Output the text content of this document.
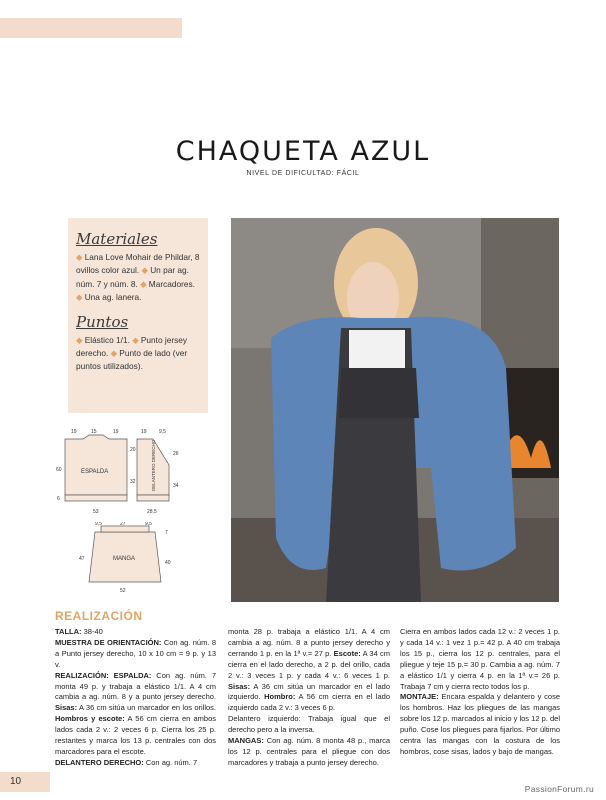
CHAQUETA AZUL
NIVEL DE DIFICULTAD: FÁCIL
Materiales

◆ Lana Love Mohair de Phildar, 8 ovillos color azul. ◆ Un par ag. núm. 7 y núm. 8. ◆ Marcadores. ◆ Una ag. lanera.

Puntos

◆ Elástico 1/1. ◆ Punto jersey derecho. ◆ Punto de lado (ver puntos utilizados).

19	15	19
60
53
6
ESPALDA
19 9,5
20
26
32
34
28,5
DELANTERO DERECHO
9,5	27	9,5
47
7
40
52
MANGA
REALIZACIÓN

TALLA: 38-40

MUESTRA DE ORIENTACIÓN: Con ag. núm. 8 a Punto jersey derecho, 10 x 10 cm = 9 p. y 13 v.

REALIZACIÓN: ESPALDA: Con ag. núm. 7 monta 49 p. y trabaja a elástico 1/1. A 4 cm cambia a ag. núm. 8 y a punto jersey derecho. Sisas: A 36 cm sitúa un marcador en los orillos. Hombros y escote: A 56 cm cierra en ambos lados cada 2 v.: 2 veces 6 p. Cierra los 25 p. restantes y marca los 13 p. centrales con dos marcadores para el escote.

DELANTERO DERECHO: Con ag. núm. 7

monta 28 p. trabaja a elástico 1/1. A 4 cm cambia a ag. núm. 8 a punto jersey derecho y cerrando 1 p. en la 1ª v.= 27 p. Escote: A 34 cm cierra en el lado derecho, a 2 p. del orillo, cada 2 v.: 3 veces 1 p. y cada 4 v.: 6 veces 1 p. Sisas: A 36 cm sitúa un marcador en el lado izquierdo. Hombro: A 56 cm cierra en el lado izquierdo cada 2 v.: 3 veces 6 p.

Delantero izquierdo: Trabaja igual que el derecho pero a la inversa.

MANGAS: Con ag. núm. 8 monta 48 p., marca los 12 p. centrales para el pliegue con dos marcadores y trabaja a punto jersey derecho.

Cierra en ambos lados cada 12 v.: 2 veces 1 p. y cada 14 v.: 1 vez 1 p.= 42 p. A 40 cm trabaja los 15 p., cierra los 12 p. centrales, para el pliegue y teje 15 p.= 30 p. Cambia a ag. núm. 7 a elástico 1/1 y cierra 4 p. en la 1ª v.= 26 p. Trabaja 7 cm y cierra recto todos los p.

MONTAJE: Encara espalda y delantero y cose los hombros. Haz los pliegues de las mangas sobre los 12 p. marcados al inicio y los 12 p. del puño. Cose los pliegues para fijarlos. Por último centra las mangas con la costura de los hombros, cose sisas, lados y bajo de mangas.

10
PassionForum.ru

...

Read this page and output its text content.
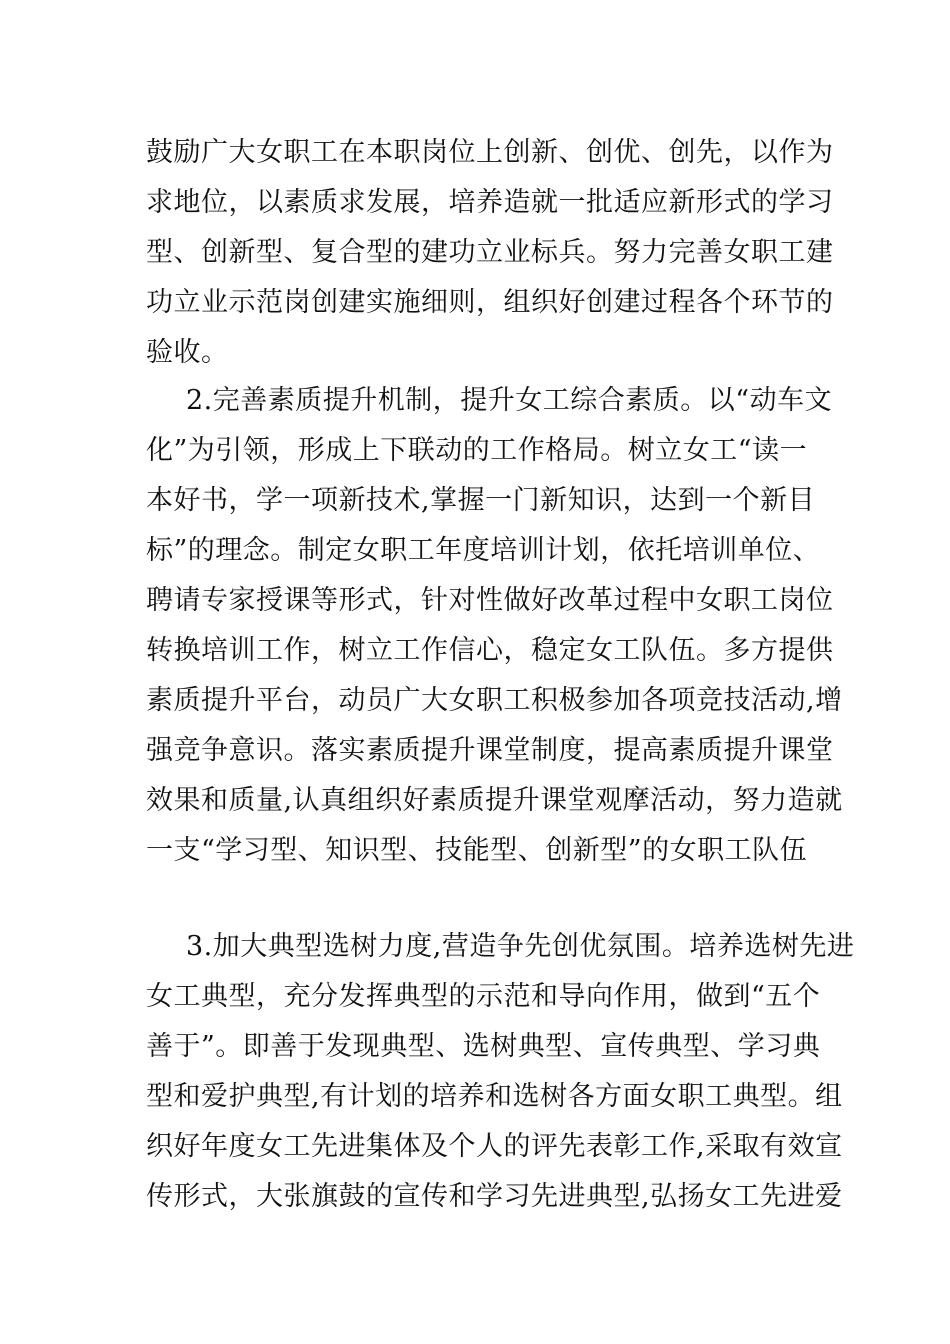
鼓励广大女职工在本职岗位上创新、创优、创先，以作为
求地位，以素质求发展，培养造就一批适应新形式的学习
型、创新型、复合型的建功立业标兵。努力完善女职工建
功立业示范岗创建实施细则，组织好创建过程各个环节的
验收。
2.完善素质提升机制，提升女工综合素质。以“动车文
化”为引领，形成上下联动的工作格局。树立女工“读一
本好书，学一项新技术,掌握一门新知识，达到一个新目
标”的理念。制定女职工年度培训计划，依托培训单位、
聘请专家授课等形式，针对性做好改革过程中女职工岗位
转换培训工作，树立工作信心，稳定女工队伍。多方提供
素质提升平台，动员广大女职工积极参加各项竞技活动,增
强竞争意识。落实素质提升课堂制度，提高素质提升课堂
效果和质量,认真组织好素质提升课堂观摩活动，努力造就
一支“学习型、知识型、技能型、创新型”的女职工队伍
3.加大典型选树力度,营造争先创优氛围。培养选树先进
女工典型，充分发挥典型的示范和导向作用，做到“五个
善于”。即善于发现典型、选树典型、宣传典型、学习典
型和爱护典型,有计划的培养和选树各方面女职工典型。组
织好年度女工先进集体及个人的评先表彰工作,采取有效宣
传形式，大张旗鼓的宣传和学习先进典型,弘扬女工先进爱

■ **Short task**
A single figure is required: the number of lines above in which the word "veces" occurs.

■ **Response to the exercise**
3